▶ _EXERCISE DESCRIPTION_
Scan the records for the line containing "Convert this document image to plain text."; extract it and all later lines, verbatim, through the end, and nothing before it.

▶ _EXERCISE MATERIALS_
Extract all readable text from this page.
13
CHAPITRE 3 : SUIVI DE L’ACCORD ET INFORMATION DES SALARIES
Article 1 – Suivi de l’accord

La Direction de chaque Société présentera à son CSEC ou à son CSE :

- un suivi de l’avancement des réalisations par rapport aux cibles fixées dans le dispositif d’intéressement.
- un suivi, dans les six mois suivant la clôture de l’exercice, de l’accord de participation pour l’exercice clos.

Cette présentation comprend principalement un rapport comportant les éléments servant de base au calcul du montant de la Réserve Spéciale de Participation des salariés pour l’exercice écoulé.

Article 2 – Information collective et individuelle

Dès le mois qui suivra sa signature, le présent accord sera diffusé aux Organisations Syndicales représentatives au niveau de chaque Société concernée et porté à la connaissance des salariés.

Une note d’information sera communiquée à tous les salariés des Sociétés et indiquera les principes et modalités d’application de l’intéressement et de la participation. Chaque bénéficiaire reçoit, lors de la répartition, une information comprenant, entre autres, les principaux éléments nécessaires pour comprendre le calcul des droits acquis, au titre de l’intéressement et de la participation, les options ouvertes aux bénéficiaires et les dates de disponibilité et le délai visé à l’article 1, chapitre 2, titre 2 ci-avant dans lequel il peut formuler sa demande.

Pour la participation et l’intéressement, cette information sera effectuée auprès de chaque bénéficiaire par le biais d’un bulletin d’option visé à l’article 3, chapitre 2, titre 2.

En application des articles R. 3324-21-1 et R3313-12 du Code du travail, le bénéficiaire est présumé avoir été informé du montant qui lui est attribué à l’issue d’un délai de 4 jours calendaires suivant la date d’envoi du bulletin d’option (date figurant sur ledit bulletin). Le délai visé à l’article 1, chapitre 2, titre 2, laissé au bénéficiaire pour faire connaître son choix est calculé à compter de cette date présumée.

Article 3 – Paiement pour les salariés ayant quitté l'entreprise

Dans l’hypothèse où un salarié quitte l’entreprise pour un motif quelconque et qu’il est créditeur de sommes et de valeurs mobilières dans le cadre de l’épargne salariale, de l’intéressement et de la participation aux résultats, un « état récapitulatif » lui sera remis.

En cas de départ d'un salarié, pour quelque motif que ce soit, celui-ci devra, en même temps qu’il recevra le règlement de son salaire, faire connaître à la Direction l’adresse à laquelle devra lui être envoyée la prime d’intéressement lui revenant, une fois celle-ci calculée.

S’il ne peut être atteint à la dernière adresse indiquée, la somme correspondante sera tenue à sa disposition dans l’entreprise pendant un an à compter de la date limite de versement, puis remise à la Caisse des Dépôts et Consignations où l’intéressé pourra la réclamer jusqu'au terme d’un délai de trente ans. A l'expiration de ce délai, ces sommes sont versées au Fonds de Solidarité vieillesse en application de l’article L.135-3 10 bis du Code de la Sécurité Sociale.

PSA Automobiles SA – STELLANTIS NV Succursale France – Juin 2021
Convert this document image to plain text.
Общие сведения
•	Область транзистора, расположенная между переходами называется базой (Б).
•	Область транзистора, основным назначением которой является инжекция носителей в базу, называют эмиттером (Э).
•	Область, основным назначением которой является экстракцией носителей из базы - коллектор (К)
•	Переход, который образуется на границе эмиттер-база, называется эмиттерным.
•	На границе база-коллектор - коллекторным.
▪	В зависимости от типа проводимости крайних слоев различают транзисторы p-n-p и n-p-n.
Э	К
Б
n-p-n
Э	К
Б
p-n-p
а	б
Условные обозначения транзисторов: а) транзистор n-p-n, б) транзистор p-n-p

▶ _CORRECT RESULT_
Convert this document image to plain text.
Общие сведения
•	Область транзистора, расположенная между переходами называется базой (Б).
•	Область транзистора, основным назначением которой является инжекция носителей в базу, называют эмиттером (Э).
•	Область, основным назначением которой является экстракцией носителей из базы - коллектор (К)
•	Переход, который образуется на границе эмиттер-база, называется эмиттерным.
•	На границе база-коллектор - коллекторным.
▪	В зависимости от типа проводимости крайних слоев различают транзисторы p-n-p и n-p-n.
Э	К
Б
n-p-n
Э	К
Б
p-n-p
а	б
Условные обозначения транзисторов: а) транзистор n-p-n, б) транзистор p-n-p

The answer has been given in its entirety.